■ **The exercise**
Reproduce all of the listing below without alteration.

■ **Data listing**
• • • •

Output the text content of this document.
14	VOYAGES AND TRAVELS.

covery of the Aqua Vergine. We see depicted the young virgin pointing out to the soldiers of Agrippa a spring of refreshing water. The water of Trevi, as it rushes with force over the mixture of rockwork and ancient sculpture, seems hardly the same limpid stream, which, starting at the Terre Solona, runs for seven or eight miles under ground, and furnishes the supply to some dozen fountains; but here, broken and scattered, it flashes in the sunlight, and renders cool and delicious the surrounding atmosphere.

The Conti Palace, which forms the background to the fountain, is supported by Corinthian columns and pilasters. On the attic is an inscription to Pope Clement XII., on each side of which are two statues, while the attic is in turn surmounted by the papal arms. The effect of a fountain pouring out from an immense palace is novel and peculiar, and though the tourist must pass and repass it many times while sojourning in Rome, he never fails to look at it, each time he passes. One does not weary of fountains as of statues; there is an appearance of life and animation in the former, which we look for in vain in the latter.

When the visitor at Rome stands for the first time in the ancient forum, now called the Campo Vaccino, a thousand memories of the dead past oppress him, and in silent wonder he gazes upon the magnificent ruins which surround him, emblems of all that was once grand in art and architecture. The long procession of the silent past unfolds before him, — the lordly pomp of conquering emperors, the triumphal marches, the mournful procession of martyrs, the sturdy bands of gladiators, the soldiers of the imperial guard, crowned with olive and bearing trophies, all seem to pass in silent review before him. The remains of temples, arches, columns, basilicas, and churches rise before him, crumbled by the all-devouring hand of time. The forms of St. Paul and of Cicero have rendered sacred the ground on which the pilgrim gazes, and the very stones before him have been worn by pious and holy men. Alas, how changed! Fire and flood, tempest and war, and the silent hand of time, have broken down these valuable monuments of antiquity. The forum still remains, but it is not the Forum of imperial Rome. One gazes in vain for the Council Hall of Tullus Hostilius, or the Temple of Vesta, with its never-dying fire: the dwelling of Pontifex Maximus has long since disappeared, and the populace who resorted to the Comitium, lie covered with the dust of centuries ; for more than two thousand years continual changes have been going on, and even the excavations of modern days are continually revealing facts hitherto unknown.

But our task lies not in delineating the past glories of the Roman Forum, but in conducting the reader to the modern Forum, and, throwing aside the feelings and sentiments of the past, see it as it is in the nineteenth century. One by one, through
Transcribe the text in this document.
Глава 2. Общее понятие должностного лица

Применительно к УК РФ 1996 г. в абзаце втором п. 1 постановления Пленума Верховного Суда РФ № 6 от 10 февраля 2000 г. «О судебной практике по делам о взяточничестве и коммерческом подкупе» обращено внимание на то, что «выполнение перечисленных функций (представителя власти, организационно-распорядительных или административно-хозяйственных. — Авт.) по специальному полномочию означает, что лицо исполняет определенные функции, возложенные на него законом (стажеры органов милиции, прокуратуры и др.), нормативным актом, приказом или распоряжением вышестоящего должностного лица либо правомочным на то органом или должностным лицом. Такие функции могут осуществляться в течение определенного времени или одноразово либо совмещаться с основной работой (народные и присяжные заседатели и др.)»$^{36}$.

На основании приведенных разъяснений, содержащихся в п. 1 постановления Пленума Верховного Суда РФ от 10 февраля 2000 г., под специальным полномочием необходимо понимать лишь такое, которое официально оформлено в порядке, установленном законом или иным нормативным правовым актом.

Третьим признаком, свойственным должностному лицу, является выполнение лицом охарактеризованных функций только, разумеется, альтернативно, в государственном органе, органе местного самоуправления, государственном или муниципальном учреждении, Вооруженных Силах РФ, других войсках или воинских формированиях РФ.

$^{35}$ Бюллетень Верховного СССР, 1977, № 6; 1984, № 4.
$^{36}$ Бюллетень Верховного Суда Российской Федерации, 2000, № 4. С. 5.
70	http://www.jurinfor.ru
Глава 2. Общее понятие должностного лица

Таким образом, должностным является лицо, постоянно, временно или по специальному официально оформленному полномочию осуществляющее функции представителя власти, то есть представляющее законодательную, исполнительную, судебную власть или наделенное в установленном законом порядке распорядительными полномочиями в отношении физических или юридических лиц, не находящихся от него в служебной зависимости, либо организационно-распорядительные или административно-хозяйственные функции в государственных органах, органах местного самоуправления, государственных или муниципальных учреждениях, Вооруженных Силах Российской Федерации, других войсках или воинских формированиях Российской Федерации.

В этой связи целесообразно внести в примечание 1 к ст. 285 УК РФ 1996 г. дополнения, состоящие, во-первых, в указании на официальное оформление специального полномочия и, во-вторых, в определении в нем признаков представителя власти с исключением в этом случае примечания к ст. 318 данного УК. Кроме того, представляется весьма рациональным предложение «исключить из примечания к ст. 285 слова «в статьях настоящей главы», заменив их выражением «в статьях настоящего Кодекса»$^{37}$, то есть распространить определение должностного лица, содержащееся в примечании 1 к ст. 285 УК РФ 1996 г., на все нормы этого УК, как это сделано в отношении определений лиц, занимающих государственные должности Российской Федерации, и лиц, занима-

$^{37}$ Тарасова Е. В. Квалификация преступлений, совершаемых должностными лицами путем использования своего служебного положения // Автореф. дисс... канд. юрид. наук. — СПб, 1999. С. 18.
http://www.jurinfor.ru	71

• • • •

■ **Result of this exercise**
Output the text content of this document.
14	VOYAGES AND TRAVELS.

covery of the Aqua Vergine. We see depicted the young virgin pointing out to the soldiers of Agrippa a spring of refreshing water. The water of Trevi, as it rushes with force over the mixture of rockwork and ancient sculpture, seems hardly the same limpid stream, which, starting at the Terre Solona, runs for seven or eight miles under ground, and furnishes the supply to some dozen fountains; but here, broken and scattered, it flashes in the sunlight, and renders cool and delicious the surrounding atmosphere.

The Conti Palace, which forms the background to the fountain, is supported by Corinthian columns and pilasters. On the attic is an inscription to Pope Clement XII., on each side of which are two statues, while the attic is in turn surmounted by the papal arms. The effect of a fountain pouring out from an immense palace is novel and peculiar, and though the tourist must pass and repass it many times while sojourning in Rome, he never fails to look at it, each time he passes. One does not weary of fountains as of statues; there is an appearance of life and animation in the former, which we look for in vain in the latter.

When the visitor at Rome stands for the first time in the ancient forum, now called the Campo Vaccino, a thousand memories of the dead past oppress him, and in silent wonder he gazes upon the magnificent ruins which surround him, emblems of all that was once grand in art and architecture. The long procession of the silent past unfolds before him, — the lordly pomp of conquering emperors, the triumphal marches, the mournful procession of martyrs, the sturdy bands of gladiators, the soldiers of the imperial guard, crowned with olive and bearing trophies, all seem to pass in silent review before him. The remains of temples, arches, columns, basilicas, and churches rise before him, crumbled by the all-devouring hand of time. The forms of St. Paul and of Cicero have rendered sacred the ground on which the pilgrim gazes, and the very stones before him have been worn by pious and holy men. Alas, how changed! Fire and flood, tempest and war, and the silent hand of time, have broken down these valuable monuments of antiquity. The forum still remains, but it is not the Forum of imperial Rome. One gazes in vain for the Council Hall of Tullus Hostilius, or the Temple of Vesta, with its never-dying fire: the dwelling of Pontifex Maximus has long since disappeared, and the populace who resorted to the Comitium, lie covered with the dust of centuries ; for more than two thousand years continual changes have been going on, and even the excavations of modern days are continually revealing facts hitherto unknown.

But our task lies not in delineating the past glories of the Roman Forum, but in conducting the reader to the modern Forum, and, throwing aside the feelings and sentiments of the past, see it as it is in the nineteenth century. One by one, through
Transcribe the text in this document.
Глава 2. Общее понятие должностного лица

Применительно к УК РФ 1996 г. в абзаце втором п. 1 постановления Пленума Верховного Суда РФ № 6 от 10 февраля 2000 г. «О судебной практике по делам о взяточничестве и коммерческом подкупе» обращено внимание на то, что «выполнение перечисленных функций (представителя власти, организационно-распорядительных или административно-хозяйственных. — Авт.) по специальному полномочию означает, что лицо исполняет определенные функции, возложенные на него законом (стажеры органов милиции, прокуратуры и др.), нормативным актом, приказом или распоряжением вышестоящего должностного лица либо правомочным на то органом или должностным лицом. Такие функции могут осуществляться в течение определенного времени или одноразово либо совмещаться с основной работой (народные и присяжные заседатели и др.)»$^{36}$.

На основании приведенных разъяснений, содержащихся в п. 1 постановления Пленума Верховного Суда РФ от 10 февраля 2000 г., под специальным полномочием необходимо понимать лишь такое, которое официально оформлено в порядке, установленном законом или иным нормативным правовым актом.

Третьим признаком, свойственным должностному лицу, является выполнение лицом охарактеризованных функций только, разумеется, альтернативно, в государственном органе, органе местного самоуправления, государственном или муниципальном учреждении, Вооруженных Силах РФ, других войсках или воинских формированиях РФ.

$^{35}$ Бюллетень Верховного СССР, 1977, № 6; 1984, № 4.
$^{36}$ Бюллетень Верховного Суда Российской Федерации, 2000, № 4. С. 5.
70	http://www.jurinfor.ru
Глава 2. Общее понятие должностного лица

Таким образом, должностным является лицо, постоянно, временно или по специальному официально оформленному полномочию осуществляющее функции представителя власти, то есть представляющее законодательную, исполнительную, судебную власть или наделенное в установленном законом порядке распорядительными полномочиями в отношении физических или юридических лиц, не находящихся от него в служебной зависимости, либо организационно-распорядительные или административно-хозяйственные функции в государственных органах, органах местного самоуправления, государственных или муниципальных учреждениях, Вооруженных Силах Российской Федерации, других войсках или воинских формированиях Российской Федерации.

В этой связи целесообразно внести в примечание 1 к ст. 285 УК РФ 1996 г. дополнения, состоящие, во-первых, в указании на официальное оформление специального полномочия и, во-вторых, в определении в нем признаков представителя власти с исключением в этом случае примечания к ст. 318 данного УК. Кроме того, представляется весьма рациональным предложение «исключить из примечания к ст. 285 слова «в статьях настоящей главы», заменив их выражением «в статьях настоящего Кодекса»$^{37}$, то есть распространить определение должностного лица, содержащееся в примечании 1 к ст. 285 УК РФ 1996 г., на все нормы этого УК, как это сделано в отношении определений лиц, занимающих государственные должности Российской Федерации, и лиц, занима-

$^{37}$ Тарасова Е. В. Квалификация преступлений, совершаемых должностными лицами путем использования своего служебного положения // Автореф. дисс... канд. юрид. наук. — СПб, 1999. С. 18.
http://www.jurinfor.ru	71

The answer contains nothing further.